**Extracted information:**
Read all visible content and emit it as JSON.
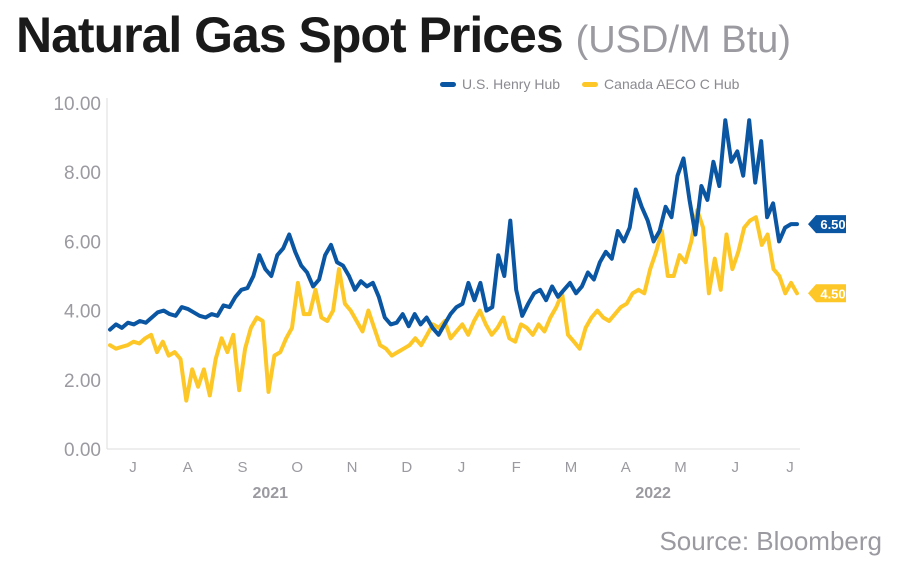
{
  "chart_data": {
    "type": "line",
    "title": "Natural Gas Spot Prices",
    "unit": "(USD/M Btu)",
    "xlabel": "",
    "ylabel": "",
    "ylim": [
      0,
      10
    ],
    "y_ticks": [
      "0.00",
      "2.00",
      "4.00",
      "6.00",
      "8.00",
      "10.00"
    ],
    "x_ticks": [
      "J",
      "A",
      "S",
      "O",
      "N",
      "D",
      "J",
      "F",
      "M",
      "A",
      "M",
      "J",
      "J"
    ],
    "x_years": [
      {
        "label": "2021",
        "under_index": 3
      },
      {
        "label": "2022",
        "under_index": 9.5
      }
    ],
    "legend": {
      "placement": "top-right"
    },
    "grid": false,
    "series": [
      {
        "name": "U.S. Henry Hub",
        "color": "#0a56a3",
        "end_label": "6.50",
        "values": [
          3.45,
          3.6,
          3.5,
          3.65,
          3.6,
          3.7,
          3.65,
          3.8,
          3.95,
          4.0,
          3.9,
          3.85,
          4.1,
          4.05,
          3.95,
          3.85,
          3.8,
          3.9,
          3.85,
          4.15,
          4.1,
          4.4,
          4.6,
          4.65,
          5.0,
          5.6,
          5.2,
          5.0,
          5.6,
          5.8,
          6.2,
          5.7,
          5.3,
          5.1,
          4.7,
          4.9,
          5.6,
          5.9,
          5.4,
          5.3,
          5.0,
          4.6,
          4.85,
          4.7,
          4.8,
          4.4,
          3.8,
          3.6,
          3.65,
          3.9,
          3.55,
          3.9,
          3.6,
          3.8,
          3.5,
          3.3,
          3.6,
          3.9,
          4.1,
          4.2,
          4.8,
          4.3,
          4.8,
          4.0,
          4.1,
          5.6,
          5.0,
          6.6,
          4.6,
          3.85,
          4.2,
          4.5,
          4.6,
          4.3,
          4.7,
          4.4,
          4.6,
          4.8,
          4.5,
          4.7,
          5.1,
          4.9,
          5.4,
          5.7,
          5.5,
          6.3,
          6.0,
          6.4,
          7.5,
          7.0,
          6.6,
          6.0,
          6.3,
          7.0,
          6.7,
          7.9,
          8.4,
          7.2,
          6.2,
          7.6,
          7.2,
          8.3,
          7.6,
          9.5,
          8.3,
          8.6,
          7.9,
          9.5,
          7.7,
          8.9,
          6.7,
          7.1,
          6.0,
          6.4,
          6.5,
          6.5
        ]
      },
      {
        "name": "Canada AECO C Hub",
        "color": "#fdc727",
        "end_label": "4.50",
        "values": [
          3.0,
          2.9,
          2.95,
          3.0,
          3.1,
          3.05,
          3.2,
          3.3,
          2.8,
          3.1,
          2.7,
          2.8,
          2.6,
          1.4,
          2.3,
          1.8,
          2.3,
          1.55,
          2.6,
          3.2,
          2.8,
          3.3,
          1.7,
          2.9,
          3.5,
          3.8,
          3.7,
          1.65,
          2.7,
          2.8,
          3.2,
          3.5,
          4.8,
          3.9,
          3.9,
          4.6,
          3.8,
          3.7,
          4.0,
          5.2,
          4.2,
          4.0,
          3.7,
          3.4,
          4.0,
          3.5,
          3.0,
          2.9,
          2.7,
          2.8,
          2.9,
          3.0,
          3.2,
          3.0,
          3.3,
          3.6,
          3.5,
          3.7,
          3.2,
          3.4,
          3.6,
          3.3,
          3.7,
          4.0,
          3.6,
          3.3,
          3.5,
          3.8,
          3.2,
          3.1,
          3.6,
          3.5,
          3.3,
          3.6,
          3.4,
          3.8,
          4.1,
          4.5,
          3.3,
          3.1,
          2.9,
          3.5,
          3.8,
          4.0,
          3.8,
          3.7,
          3.9,
          4.1,
          4.2,
          4.5,
          4.6,
          4.5,
          5.2,
          5.7,
          6.3,
          5.0,
          5.0,
          5.6,
          5.4,
          6.0,
          6.9,
          6.4,
          4.5,
          5.5,
          4.6,
          6.2,
          5.2,
          5.7,
          6.4,
          6.6,
          6.7,
          5.9,
          6.2,
          5.2,
          5.0,
          4.5,
          4.8,
          4.5
        ]
      }
    ]
  },
  "source": "Source: Bloomberg"
}
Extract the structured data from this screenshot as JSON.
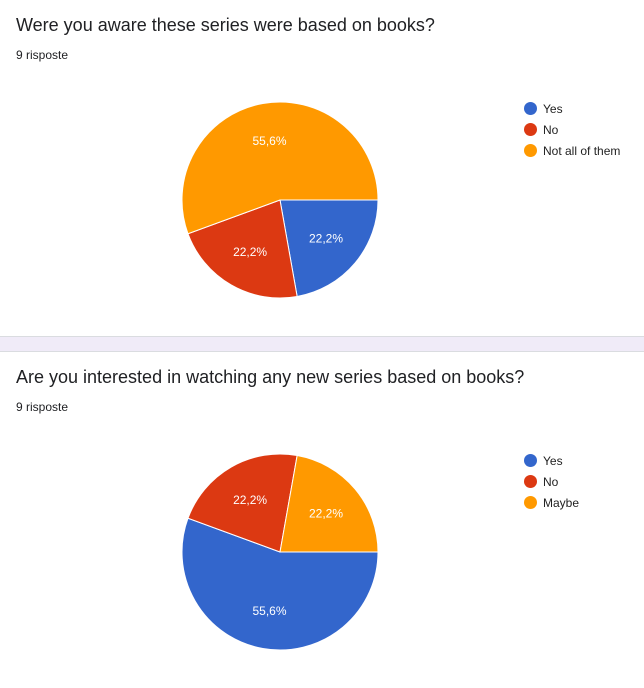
{
  "questions": [
    {
      "title": "Were you aware these series were based on books?",
      "responses": "9 risposte",
      "chart_data": {
        "type": "pie",
        "categories": [
          "Yes",
          "No",
          "Not all of them"
        ],
        "values": [
          22.2,
          22.2,
          55.6
        ],
        "labels": [
          "22,2%",
          "22,2%",
          "55,6%"
        ],
        "colors": [
          "#3366cc",
          "#dc3912",
          "#ff9900"
        ],
        "legend": "right"
      }
    },
    {
      "title": "Are you interested in watching any new series based on books?",
      "responses": "9 risposte",
      "chart_data": {
        "type": "pie",
        "categories": [
          "Yes",
          "No",
          "Maybe"
        ],
        "values": [
          55.6,
          22.2,
          22.2
        ],
        "labels": [
          "55,6%",
          "22,2%",
          "22,2%"
        ],
        "colors": [
          "#3366cc",
          "#dc3912",
          "#ff9900"
        ],
        "legend": "right"
      }
    }
  ]
}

**The task:** For the string "based", count the lines of the entries above that include it; answer with the number only.

**The reply:** 2